» **Directions for this task**
Restate the records that follow word for word; no pictures should appear.

» **Data for this exercise**
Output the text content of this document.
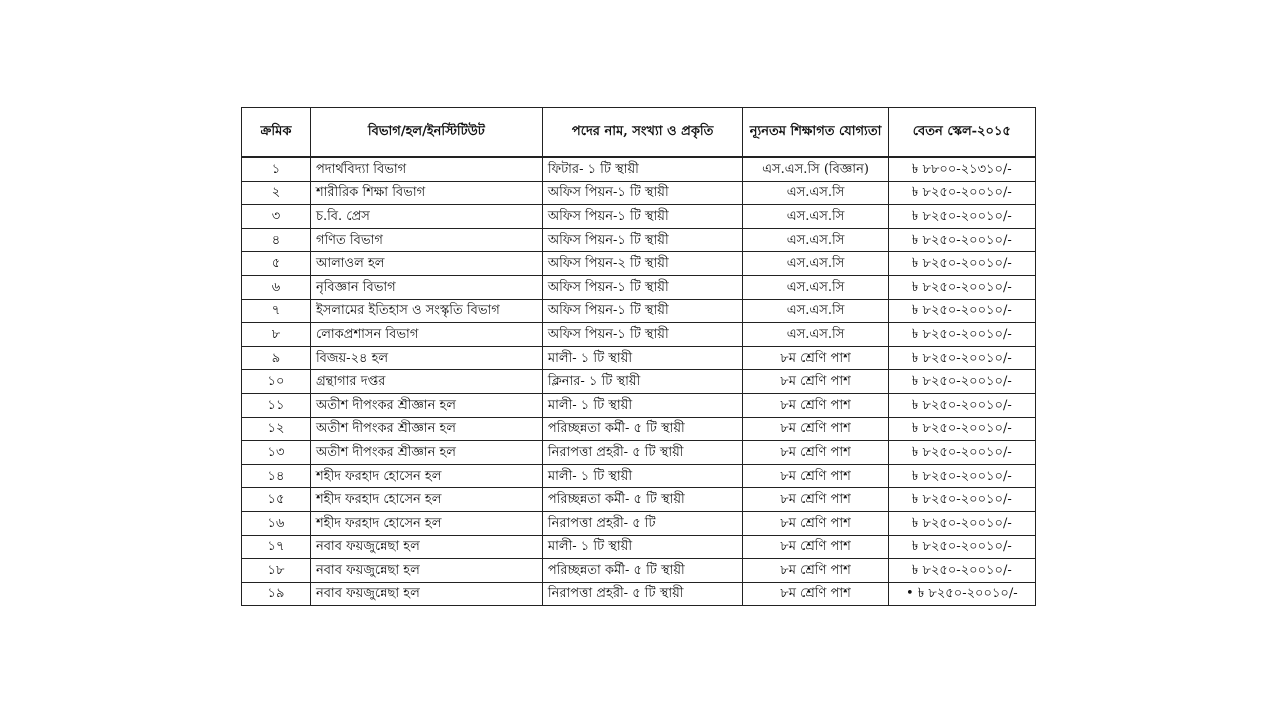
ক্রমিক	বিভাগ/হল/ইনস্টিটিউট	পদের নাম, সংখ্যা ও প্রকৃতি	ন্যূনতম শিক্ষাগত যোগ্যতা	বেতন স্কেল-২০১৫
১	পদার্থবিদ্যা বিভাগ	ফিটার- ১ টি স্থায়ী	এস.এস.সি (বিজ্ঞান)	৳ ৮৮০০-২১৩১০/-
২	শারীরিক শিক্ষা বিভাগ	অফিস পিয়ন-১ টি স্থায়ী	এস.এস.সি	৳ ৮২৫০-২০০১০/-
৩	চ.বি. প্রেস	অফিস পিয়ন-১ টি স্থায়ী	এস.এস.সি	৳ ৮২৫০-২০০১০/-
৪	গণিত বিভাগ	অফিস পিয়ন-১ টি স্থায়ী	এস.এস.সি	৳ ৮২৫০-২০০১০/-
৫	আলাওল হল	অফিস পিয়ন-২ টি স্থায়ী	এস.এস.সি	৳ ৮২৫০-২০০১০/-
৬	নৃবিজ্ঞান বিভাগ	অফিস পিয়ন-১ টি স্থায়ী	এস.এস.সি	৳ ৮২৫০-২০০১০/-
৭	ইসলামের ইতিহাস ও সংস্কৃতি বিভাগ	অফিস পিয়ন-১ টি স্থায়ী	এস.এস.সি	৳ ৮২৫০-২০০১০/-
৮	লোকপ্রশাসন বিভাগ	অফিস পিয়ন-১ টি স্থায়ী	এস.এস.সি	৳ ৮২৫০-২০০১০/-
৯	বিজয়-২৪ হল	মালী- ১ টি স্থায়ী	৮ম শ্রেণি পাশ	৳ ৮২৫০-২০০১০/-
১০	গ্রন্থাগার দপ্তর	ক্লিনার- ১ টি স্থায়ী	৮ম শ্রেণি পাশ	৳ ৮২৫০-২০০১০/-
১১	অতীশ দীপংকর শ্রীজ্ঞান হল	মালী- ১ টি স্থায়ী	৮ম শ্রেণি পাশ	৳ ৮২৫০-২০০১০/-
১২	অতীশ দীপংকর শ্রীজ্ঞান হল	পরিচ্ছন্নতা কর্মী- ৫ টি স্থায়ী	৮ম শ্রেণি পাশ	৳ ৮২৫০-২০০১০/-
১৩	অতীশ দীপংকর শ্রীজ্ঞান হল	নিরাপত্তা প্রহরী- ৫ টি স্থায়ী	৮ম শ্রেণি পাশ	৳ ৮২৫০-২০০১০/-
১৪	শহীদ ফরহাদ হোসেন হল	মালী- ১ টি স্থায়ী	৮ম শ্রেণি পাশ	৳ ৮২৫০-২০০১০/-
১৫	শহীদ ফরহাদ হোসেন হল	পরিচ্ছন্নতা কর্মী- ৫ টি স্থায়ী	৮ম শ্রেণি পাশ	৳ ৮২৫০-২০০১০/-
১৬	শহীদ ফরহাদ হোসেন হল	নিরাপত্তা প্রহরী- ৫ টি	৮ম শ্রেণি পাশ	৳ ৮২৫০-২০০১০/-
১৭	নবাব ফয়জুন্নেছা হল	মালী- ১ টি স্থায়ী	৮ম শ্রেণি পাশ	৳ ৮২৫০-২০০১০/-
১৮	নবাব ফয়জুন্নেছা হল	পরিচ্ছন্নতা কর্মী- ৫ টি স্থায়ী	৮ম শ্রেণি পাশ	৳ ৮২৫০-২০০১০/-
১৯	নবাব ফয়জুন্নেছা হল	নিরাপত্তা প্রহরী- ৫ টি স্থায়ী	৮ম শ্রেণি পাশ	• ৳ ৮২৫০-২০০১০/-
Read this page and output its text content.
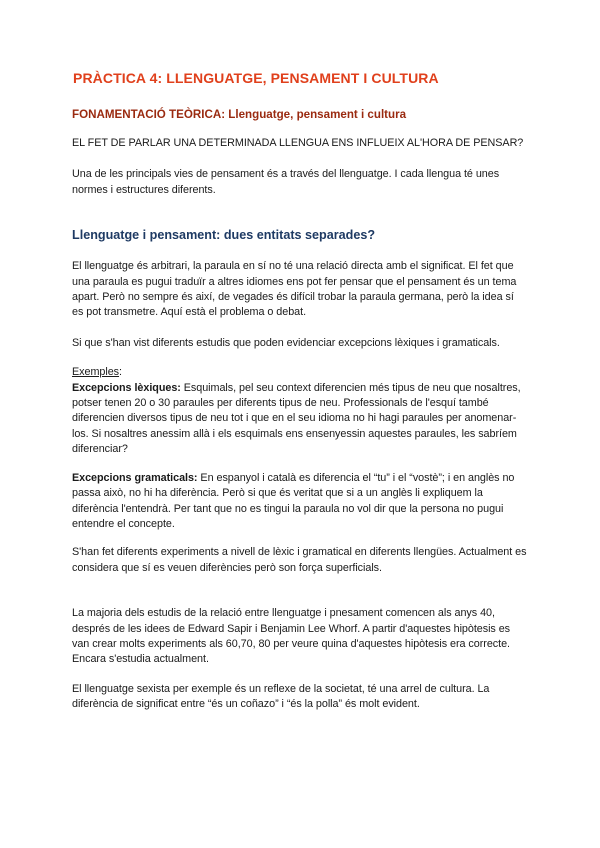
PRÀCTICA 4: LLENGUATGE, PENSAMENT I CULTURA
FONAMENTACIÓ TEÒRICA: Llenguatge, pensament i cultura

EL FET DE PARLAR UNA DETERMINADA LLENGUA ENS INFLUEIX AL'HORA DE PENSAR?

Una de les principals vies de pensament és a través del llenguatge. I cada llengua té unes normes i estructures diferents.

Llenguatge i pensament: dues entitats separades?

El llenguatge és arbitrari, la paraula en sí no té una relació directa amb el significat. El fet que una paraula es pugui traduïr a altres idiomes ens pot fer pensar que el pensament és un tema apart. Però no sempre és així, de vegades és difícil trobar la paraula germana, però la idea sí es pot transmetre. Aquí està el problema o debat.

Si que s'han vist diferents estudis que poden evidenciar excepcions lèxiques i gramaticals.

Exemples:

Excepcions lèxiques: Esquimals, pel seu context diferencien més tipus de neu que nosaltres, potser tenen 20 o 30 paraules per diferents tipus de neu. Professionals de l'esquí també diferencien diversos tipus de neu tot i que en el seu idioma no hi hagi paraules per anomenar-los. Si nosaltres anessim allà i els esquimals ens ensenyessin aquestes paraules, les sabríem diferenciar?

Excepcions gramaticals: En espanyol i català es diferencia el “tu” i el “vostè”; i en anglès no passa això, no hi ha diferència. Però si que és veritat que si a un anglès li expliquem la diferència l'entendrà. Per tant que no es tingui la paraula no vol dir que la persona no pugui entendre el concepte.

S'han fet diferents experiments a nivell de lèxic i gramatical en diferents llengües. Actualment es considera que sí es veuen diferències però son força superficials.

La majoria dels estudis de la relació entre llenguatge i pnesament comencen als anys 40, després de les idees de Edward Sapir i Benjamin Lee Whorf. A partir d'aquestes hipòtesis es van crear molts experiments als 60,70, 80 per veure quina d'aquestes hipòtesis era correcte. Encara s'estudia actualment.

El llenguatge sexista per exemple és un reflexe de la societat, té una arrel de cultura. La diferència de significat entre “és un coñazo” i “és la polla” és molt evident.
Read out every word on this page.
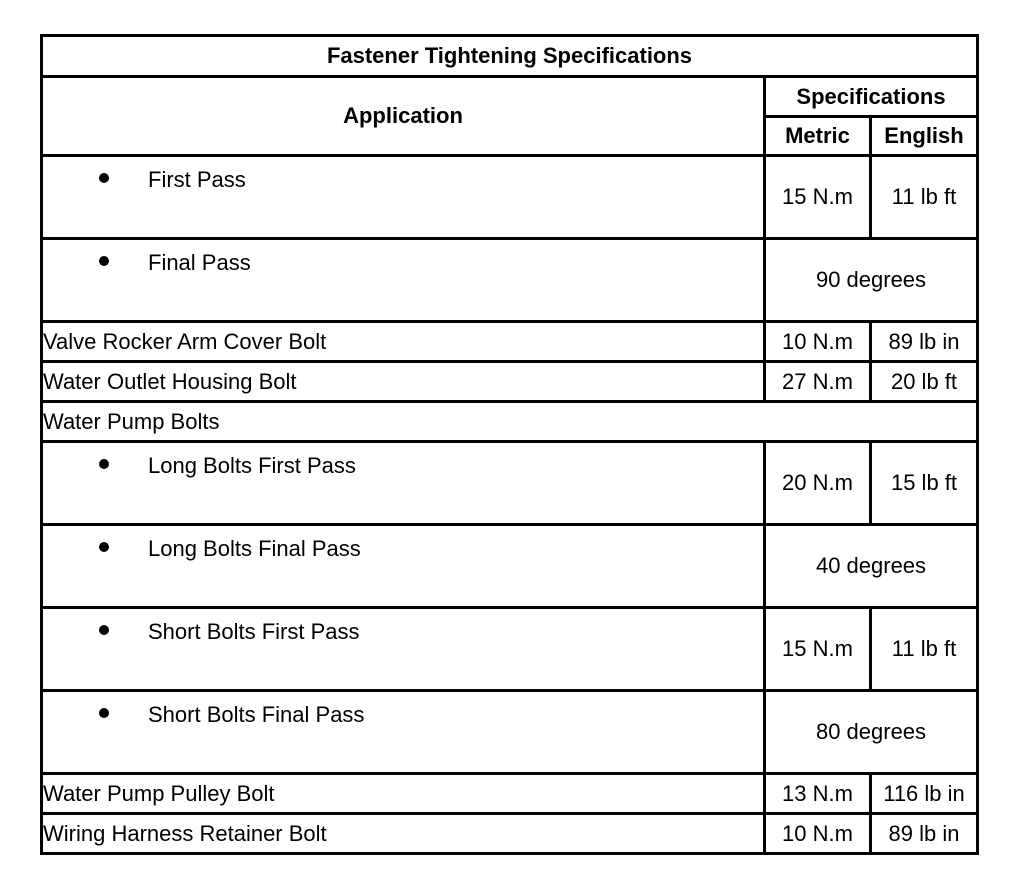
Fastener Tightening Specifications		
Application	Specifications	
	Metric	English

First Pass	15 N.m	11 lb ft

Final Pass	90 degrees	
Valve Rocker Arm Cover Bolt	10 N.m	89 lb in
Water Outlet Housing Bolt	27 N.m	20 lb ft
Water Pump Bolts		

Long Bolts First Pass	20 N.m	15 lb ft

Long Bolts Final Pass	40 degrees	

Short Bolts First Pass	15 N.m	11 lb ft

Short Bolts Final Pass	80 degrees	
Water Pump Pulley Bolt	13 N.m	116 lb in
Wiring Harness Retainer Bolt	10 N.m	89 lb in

» **Problem solution**
Output the text content of this document.
ক্রমিক	বিভাগ/হল/ইনস্টিটিউট	পদের নাম, সংখ্যা ও প্রকৃতি	ন্যূনতম শিক্ষাগত যোগ্যতা	বেতন স্কেল-২০১৫
১	পদার্থবিদ্যা বিভাগ	ফিটার- ১ টি স্থায়ী	এস.এস.সি (বিজ্ঞান)	৳ ৮৮০০-২১৩১০/-
২	শারীরিক শিক্ষা বিভাগ	অফিস পিয়ন-১ টি স্থায়ী	এস.এস.সি	৳ ৮২৫০-২০০১০/-
৩	চ.বি. প্রেস	অফিস পিয়ন-১ টি স্থায়ী	এস.এস.সি	৳ ৮২৫০-২০০১০/-
৪	গণিত বিভাগ	অফিস পিয়ন-১ টি স্থায়ী	এস.এস.সি	৳ ৮২৫০-২০০১০/-
৫	আলাওল হল	অফিস পিয়ন-২ টি স্থায়ী	এস.এস.সি	৳ ৮২৫০-২০০১০/-
৬	নৃবিজ্ঞান বিভাগ	অফিস পিয়ন-১ টি স্থায়ী	এস.এস.সি	৳ ৮২৫০-২০০১০/-
৭	ইসলামের ইতিহাস ও সংস্কৃতি বিভাগ	অফিস পিয়ন-১ টি স্থায়ী	এস.এস.সি	৳ ৮২৫০-২০০১০/-
৮	লোকপ্রশাসন বিভাগ	অফিস পিয়ন-১ টি স্থায়ী	এস.এস.সি	৳ ৮২৫০-২০০১০/-
৯	বিজয়-২৪ হল	মালী- ১ টি স্থায়ী	৮ম শ্রেণি পাশ	৳ ৮২৫০-২০০১০/-
১০	গ্রন্থাগার দপ্তর	ক্লিনার- ১ টি স্থায়ী	৮ম শ্রেণি পাশ	৳ ৮২৫০-২০০১০/-
১১	অতীশ দীপংকর শ্রীজ্ঞান হল	মালী- ১ টি স্থায়ী	৮ম শ্রেণি পাশ	৳ ৮২৫০-২০০১০/-
১২	অতীশ দীপংকর শ্রীজ্ঞান হল	পরিচ্ছন্নতা কর্মী- ৫ টি স্থায়ী	৮ম শ্রেণি পাশ	৳ ৮২৫০-২০০১০/-
১৩	অতীশ দীপংকর শ্রীজ্ঞান হল	নিরাপত্তা প্রহরী- ৫ টি স্থায়ী	৮ম শ্রেণি পাশ	৳ ৮২৫০-২০০১০/-
১৪	শহীদ ফরহাদ হোসেন হল	মালী- ১ টি স্থায়ী	৮ম শ্রেণি পাশ	৳ ৮২৫০-২০০১০/-
১৫	শহীদ ফরহাদ হোসেন হল	পরিচ্ছন্নতা কর্মী- ৫ টি স্থায়ী	৮ম শ্রেণি পাশ	৳ ৮২৫০-২০০১০/-
১৬	শহীদ ফরহাদ হোসেন হল	নিরাপত্তা প্রহরী- ৫ টি	৮ম শ্রেণি পাশ	৳ ৮২৫০-২০০১০/-
১৭	নবাব ফয়জুন্নেছা হল	মালী- ১ টি স্থায়ী	৮ম শ্রেণি পাশ	৳ ৮২৫০-২০০১০/-
১৮	নবাব ফয়জুন্নেছা হল	পরিচ্ছন্নতা কর্মী- ৫ টি স্থায়ী	৮ম শ্রেণি পাশ	৳ ৮২৫০-২০০১০/-
১৯	নবাব ফয়জুন্নেছা হল	নিরাপত্তা প্রহরী- ৫ টি স্থায়ী	৮ম শ্রেণি পাশ	• ৳ ৮২৫০-২০০১০/-
Read this page and output its text content.
PRÀCTICA 4: LLENGUATGE, PENSAMENT I CULTURA
FONAMENTACIÓ TEÒRICA: Llenguatge, pensament i cultura

EL FET DE PARLAR UNA DETERMINADA LLENGUA ENS INFLUEIX AL'HORA DE PENSAR?

Una de les principals vies de pensament és a través del llenguatge. I cada llengua té unes normes i estructures diferents.

Llenguatge i pensament: dues entitats separades?

El llenguatge és arbitrari, la paraula en sí no té una relació directa amb el significat. El fet que una paraula es pugui traduïr a altres idiomes ens pot fer pensar que el pensament és un tema apart. Però no sempre és així, de vegades és difícil trobar la paraula germana, però la idea sí es pot transmetre. Aquí està el problema o debat.

Si que s'han vist diferents estudis que poden evidenciar excepcions lèxiques i gramaticals.

Exemples:

Excepcions lèxiques: Esquimals, pel seu context diferencien més tipus de neu que nosaltres, potser tenen 20 o 30 paraules per diferents tipus de neu. Professionals de l'esquí també diferencien diversos tipus de neu tot i que en el seu idioma no hi hagi paraules per anomenar-los. Si nosaltres anessim allà i els esquimals ens ensenyessin aquestes paraules, les sabríem diferenciar?

Excepcions gramaticals: En espanyol i català es diferencia el “tu” i el “vostè”; i en anglès no passa això, no hi ha diferència. Però si que és veritat que si a un anglès li expliquem la diferència l'entendrà. Per tant que no es tingui la paraula no vol dir que la persona no pugui entendre el concepte.

S'han fet diferents experiments a nivell de lèxic i gramatical en diferents llengües. Actualment es considera que sí es veuen diferències però son força superficials.

La majoria dels estudis de la relació entre llenguatge i pnesament comencen als anys 40, després de les idees de Edward Sapir i Benjamin Lee Whorf. A partir d'aquestes hipòtesis es van crear molts experiments als 60,70, 80 per veure quina d'aquestes hipòtesis era correcte. Encara s'estudia actualment.

El llenguatge sexista per exemple és un reflexe de la societat, té una arrel de cultura. La diferència de significat entre “és un coñazo” i “és la polla” és molt evident.
Read out every word on this page.
Fastener Tightening Specifications		
Application	Specifications	
	Metric	English

First Pass	15 N.m	11 lb ft

Final Pass	90 degrees	
Valve Rocker Arm Cover Bolt	10 N.m	89 lb in
Water Outlet Housing Bolt	27 N.m	20 lb ft
Water Pump Bolts		

Long Bolts First Pass	20 N.m	15 lb ft

Long Bolts Final Pass	40 degrees	

Short Bolts First Pass	15 N.m	11 lb ft

Short Bolts Final Pass	80 degrees	
Water Pump Pulley Bolt	13 N.m	116 lb in
Wiring Harness Retainer Bolt	10 N.m	89 lb in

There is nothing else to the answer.